• **TASK SET**
**1)** Please list the sources of error that the inheritance lab text identifies for its experiment.
**2)** Continue the inheritance lab text from the point where it stops.

• **SOURCE TEXT**

—————

In every experiment, there is room for error. In this experiment, there was the chance of
mathematical error and data error. This experiment involved a lot of math, much of which
included rounding. Because I did not use exact numbers, there was a margin for error. There also
was the possibility of miscalculations, like addition errors. Error can also be present in the data I
used. The data was given to me and could contain error for which I could not resolve. A third
source of error could come from the nature of this lab. Our experiment is a model of genetic
inheritance and therefore has limitations. Our model is simplified and cannot account for every
aspect of the complex process of inheritance.
Inheritance is the main topic of this lab. After completing this lab, it is apparent that there
is an inheritance mechanism which allows traits in occur in the parents to be passed down to the
offspring. Every offspring has traits that occur in either parent or grandparent. There are two
options for each trait and one of those options appears in every offspring; there is no random
third option that appears. The data shows that there is mechanism that allows traits to be passed
down from generation to generation.

—————

• **DATA SUPPLIED**
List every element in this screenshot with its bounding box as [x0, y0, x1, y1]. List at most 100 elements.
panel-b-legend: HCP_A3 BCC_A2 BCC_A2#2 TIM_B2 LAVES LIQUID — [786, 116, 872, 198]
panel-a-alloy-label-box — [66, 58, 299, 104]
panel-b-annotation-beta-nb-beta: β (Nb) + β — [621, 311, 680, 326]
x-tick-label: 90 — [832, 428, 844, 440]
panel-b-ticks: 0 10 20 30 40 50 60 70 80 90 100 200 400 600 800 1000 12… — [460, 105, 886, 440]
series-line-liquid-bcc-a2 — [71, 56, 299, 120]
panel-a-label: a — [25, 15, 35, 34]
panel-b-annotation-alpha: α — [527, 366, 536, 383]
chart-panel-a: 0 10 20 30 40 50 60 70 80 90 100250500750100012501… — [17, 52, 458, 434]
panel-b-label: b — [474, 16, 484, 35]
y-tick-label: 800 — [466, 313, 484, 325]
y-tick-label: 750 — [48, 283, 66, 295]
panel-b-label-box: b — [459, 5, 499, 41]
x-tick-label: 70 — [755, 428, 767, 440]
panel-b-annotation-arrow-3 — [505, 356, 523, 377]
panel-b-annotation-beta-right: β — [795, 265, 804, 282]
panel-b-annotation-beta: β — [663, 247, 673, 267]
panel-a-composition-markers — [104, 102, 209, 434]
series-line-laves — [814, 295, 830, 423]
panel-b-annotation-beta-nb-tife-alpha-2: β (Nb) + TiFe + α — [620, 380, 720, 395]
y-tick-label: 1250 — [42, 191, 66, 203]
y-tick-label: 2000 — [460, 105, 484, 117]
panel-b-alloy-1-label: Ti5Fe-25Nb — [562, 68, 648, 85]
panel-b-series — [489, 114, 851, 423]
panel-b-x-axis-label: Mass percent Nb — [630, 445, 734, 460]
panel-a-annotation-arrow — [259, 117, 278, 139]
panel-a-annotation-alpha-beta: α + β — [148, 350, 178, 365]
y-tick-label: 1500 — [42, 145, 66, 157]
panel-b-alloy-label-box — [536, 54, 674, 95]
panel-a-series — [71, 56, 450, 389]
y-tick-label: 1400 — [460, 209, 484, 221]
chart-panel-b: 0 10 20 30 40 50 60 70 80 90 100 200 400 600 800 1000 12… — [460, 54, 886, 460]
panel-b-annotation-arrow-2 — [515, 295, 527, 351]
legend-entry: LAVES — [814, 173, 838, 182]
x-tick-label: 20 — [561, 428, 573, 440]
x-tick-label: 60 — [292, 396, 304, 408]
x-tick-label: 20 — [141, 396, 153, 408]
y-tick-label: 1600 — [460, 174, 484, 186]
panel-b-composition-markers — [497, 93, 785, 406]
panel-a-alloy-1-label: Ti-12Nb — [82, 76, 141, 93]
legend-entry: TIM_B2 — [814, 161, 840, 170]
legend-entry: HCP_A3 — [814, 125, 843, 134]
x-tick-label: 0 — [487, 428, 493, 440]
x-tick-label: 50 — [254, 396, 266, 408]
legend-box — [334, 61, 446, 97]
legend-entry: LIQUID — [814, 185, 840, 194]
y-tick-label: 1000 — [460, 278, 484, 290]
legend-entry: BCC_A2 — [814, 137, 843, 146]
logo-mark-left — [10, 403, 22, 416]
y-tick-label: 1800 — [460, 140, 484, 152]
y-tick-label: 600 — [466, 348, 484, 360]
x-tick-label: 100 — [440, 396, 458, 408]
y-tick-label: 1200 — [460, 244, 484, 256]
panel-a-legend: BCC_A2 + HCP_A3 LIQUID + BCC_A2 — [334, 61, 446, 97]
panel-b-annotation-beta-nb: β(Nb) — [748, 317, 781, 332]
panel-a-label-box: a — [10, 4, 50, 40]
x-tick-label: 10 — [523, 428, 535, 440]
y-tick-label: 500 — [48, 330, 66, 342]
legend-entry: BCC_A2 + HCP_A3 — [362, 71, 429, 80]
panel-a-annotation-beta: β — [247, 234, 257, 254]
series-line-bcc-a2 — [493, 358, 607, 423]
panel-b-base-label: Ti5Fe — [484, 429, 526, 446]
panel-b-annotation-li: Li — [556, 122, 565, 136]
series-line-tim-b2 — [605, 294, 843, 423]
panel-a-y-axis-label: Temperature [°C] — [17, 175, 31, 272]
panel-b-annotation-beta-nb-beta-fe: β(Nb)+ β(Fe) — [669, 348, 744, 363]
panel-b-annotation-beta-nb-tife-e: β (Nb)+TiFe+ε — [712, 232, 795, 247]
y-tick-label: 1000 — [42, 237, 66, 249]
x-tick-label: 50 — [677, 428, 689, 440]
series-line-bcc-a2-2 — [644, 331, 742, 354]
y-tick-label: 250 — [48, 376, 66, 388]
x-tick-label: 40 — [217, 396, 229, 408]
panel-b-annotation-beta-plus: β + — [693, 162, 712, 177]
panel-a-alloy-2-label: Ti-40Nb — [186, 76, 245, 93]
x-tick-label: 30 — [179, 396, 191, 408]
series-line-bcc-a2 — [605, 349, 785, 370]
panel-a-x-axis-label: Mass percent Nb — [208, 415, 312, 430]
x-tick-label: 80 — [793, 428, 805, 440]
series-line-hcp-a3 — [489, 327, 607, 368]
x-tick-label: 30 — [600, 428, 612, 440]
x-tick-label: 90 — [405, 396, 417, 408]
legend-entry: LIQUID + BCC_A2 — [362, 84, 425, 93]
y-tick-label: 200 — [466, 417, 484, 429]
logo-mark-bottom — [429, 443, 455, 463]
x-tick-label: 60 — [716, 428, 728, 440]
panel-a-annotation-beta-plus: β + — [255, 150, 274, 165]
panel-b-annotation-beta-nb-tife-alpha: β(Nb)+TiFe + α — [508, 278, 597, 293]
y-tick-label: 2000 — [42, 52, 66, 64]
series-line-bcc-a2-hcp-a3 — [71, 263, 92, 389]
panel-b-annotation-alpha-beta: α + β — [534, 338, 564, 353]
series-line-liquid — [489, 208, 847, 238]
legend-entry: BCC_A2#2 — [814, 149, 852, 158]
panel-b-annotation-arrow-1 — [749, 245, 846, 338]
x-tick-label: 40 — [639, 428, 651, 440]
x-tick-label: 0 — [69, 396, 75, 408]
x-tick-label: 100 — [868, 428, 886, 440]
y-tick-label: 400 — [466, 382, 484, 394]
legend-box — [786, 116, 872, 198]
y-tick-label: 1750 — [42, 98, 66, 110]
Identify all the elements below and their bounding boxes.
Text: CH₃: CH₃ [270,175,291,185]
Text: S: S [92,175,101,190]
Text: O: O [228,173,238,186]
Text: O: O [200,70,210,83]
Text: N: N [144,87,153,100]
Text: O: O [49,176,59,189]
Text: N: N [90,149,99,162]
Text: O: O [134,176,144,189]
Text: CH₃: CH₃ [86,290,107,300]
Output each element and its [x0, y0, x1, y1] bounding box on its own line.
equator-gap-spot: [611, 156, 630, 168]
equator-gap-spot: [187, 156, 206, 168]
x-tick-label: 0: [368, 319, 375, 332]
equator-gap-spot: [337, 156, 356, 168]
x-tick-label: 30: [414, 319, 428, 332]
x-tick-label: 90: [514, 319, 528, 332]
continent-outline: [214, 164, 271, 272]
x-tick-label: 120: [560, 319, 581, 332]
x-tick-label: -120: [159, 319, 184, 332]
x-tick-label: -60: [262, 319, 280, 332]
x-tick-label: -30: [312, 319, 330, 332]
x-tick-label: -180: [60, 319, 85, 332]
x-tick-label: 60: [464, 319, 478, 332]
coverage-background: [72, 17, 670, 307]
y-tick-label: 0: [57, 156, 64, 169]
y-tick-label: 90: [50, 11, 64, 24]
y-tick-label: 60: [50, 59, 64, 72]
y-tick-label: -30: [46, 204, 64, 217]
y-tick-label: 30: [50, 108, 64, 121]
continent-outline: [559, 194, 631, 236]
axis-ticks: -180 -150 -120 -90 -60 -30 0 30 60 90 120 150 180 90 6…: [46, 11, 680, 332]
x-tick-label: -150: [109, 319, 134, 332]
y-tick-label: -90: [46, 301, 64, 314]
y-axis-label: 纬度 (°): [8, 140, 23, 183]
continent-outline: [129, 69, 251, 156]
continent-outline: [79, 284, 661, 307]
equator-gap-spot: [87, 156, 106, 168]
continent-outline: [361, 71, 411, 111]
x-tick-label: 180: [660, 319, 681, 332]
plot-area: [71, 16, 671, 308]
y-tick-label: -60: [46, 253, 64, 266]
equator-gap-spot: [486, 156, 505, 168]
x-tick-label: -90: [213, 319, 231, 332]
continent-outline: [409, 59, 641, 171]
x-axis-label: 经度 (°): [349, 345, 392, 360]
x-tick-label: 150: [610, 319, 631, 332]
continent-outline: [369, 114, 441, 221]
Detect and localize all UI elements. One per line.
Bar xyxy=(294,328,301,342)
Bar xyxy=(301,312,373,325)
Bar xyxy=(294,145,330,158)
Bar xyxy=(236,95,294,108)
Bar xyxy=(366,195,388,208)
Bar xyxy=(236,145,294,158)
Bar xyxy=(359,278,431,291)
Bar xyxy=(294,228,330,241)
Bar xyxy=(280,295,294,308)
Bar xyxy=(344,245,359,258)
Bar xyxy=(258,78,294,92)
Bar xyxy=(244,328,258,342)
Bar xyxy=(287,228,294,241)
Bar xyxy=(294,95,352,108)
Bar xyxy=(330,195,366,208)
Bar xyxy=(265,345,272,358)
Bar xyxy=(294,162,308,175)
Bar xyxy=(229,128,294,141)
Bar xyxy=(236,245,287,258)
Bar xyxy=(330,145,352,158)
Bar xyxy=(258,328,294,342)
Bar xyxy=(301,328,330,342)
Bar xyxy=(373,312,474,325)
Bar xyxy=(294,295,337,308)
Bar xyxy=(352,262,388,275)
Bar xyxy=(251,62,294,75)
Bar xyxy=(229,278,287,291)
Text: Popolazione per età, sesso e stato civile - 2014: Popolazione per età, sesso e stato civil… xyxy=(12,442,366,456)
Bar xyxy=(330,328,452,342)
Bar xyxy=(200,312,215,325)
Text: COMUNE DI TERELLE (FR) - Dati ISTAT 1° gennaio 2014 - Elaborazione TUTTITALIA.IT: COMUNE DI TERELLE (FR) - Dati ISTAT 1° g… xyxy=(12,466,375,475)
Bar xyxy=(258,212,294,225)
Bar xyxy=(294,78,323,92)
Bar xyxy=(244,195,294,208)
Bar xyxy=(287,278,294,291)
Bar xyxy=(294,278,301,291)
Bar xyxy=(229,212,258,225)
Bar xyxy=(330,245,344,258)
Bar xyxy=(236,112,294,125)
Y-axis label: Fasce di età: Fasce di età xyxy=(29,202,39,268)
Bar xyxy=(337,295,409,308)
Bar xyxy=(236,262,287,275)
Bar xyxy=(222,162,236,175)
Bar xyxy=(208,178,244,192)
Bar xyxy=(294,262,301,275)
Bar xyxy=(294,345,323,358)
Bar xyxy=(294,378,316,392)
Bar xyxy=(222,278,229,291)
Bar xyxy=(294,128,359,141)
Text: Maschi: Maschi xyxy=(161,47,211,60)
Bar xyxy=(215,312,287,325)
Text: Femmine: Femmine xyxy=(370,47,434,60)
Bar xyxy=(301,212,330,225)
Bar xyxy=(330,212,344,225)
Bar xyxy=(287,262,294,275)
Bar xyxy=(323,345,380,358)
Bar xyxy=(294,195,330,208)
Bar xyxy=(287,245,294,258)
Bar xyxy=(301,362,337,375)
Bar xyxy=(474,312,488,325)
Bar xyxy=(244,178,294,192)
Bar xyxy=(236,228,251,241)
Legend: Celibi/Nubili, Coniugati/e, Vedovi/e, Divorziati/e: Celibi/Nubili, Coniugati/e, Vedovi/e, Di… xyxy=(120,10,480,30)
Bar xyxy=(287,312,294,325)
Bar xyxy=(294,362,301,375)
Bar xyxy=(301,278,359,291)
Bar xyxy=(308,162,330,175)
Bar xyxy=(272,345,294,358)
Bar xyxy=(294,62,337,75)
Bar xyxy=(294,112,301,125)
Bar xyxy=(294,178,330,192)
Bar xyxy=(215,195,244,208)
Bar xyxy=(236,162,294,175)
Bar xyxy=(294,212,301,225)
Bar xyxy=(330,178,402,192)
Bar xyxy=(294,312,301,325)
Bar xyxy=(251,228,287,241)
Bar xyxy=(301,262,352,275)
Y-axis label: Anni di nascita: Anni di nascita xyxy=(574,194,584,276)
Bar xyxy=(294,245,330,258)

—————

• **TASK-BY-TASK ANSWERS**
**1)**
1. Mathematical error (rounding, and miscalculations such as addition errors)
2. Data error (errors in the data that was provided and could not be resolved)
3. The nature of the lab (the experiment is a simplified model of genetic inheritance and cannot account for every aspect of the process)

**2)**
As stated before, for each trait examined, there are two phenotypic outcomes. The
evidence suggests that these two outcomes remain distinct from each other; there is no blending
of traits. Blending can be found in humans; there are many different shades of hair color, not just
blonde or brunette. Blending does not appear to occur with these traits with Reebops. For
example, there can be red legs or blue legs. If blending occurred, there could be offspring with
purple legs, the combination of blue and red. However, there are no offspring with purple legs.
The same is true for every other trait examined.
The alleles that transmit the physical traits remain the same from generation to
generation. If the trait for antennae is represented by the letters B and b in the P generation, the
same letters will represent the trait in the F1 generation and the F2 generation. The combination
of alleles can vary from generation to generation but the alleles themselves do not change.
As discussed in the Introduction section, Gregor Mendel’s work resulted in the principles
of segregation and independent assortment. The principle of segregation states that sexually
reproducing organisms have two alleles that separate during the production of gametes. In the
resulting offspring, there was only one allele from each parent. There is evidence in my data that
supports this. Each offspring has one allele from each parent, not two.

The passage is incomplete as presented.